### Stated goal
Copy all lines holding the word "solaire" from the entries.

Data tied to figure images
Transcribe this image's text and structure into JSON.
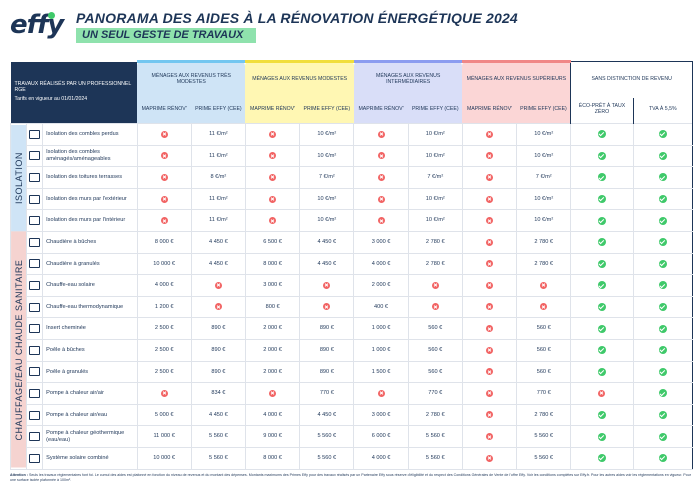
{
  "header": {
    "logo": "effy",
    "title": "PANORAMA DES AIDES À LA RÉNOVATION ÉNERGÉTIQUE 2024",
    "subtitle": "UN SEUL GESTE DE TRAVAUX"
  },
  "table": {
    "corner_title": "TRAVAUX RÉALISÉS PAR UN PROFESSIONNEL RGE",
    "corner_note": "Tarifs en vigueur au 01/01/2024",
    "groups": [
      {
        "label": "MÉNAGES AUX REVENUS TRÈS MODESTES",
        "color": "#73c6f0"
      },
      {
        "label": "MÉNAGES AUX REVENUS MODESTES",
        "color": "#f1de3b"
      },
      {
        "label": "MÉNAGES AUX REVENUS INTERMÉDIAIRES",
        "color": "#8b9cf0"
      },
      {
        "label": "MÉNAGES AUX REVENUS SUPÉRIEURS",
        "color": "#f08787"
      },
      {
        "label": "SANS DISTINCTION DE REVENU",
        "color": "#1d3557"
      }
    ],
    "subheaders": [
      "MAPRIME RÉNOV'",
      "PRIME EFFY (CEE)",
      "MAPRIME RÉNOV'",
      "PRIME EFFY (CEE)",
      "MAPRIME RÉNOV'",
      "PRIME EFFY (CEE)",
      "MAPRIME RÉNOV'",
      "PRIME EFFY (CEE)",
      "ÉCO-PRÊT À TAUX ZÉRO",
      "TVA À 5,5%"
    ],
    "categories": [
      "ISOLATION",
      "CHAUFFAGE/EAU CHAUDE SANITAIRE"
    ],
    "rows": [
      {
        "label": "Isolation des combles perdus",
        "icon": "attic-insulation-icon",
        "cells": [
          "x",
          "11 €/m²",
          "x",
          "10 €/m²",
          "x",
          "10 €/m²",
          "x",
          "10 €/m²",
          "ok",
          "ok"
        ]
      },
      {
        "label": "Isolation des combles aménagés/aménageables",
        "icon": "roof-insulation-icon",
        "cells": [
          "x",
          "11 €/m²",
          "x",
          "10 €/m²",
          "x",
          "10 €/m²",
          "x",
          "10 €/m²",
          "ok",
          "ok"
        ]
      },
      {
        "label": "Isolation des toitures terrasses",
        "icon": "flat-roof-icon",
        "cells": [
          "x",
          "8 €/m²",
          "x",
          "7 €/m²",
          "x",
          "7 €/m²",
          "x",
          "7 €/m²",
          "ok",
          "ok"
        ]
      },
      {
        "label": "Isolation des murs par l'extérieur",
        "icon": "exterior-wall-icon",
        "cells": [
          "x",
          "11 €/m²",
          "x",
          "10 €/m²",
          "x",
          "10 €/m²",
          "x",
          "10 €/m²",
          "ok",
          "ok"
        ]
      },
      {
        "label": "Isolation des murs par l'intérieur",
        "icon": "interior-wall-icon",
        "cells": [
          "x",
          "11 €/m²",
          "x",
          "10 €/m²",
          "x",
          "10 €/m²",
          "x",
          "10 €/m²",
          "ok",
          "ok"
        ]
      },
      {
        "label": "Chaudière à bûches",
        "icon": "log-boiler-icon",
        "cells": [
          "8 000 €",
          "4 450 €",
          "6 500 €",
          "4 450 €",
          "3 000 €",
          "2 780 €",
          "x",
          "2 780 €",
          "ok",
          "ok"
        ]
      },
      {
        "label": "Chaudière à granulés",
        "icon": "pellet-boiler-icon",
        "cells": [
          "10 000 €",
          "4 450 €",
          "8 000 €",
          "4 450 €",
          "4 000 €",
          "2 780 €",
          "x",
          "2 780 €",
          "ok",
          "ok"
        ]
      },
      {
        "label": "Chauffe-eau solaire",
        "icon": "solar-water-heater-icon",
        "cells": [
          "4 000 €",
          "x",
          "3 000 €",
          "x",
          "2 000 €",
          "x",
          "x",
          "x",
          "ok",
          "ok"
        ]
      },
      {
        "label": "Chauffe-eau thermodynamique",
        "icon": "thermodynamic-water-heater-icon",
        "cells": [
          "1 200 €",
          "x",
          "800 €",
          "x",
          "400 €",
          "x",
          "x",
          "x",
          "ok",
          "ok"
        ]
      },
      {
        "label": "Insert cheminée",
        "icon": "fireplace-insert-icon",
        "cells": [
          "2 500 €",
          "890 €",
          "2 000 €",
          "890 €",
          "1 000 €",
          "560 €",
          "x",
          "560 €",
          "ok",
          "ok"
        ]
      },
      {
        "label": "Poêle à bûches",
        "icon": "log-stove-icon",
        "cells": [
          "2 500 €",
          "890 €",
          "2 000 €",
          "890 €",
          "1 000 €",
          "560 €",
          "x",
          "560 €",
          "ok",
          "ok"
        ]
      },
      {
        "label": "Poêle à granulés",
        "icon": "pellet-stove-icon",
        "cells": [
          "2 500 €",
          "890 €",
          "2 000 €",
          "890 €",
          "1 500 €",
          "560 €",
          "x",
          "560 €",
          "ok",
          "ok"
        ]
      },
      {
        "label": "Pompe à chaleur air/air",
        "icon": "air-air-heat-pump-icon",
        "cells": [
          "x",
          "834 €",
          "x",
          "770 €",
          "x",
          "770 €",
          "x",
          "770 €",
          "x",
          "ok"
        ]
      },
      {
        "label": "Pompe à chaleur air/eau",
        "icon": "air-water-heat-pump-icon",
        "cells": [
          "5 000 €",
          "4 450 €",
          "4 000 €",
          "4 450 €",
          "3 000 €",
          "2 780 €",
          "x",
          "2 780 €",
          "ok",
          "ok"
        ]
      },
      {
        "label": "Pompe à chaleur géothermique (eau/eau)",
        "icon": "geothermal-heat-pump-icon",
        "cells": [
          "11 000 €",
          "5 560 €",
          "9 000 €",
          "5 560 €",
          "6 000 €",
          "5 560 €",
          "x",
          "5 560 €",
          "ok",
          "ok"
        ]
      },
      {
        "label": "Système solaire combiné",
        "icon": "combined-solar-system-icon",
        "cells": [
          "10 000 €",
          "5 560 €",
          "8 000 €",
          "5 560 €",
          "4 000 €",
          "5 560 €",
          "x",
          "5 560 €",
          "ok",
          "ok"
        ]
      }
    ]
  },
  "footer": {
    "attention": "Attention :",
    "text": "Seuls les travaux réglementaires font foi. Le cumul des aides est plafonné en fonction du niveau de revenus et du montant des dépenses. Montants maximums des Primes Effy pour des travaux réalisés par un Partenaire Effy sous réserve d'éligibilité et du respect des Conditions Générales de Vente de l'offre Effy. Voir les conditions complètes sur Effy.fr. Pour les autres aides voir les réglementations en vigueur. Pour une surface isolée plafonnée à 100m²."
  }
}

### Answer to the exercise
        "label": "Chauffe-eau solaire",
        "label": "Système solaire combiné",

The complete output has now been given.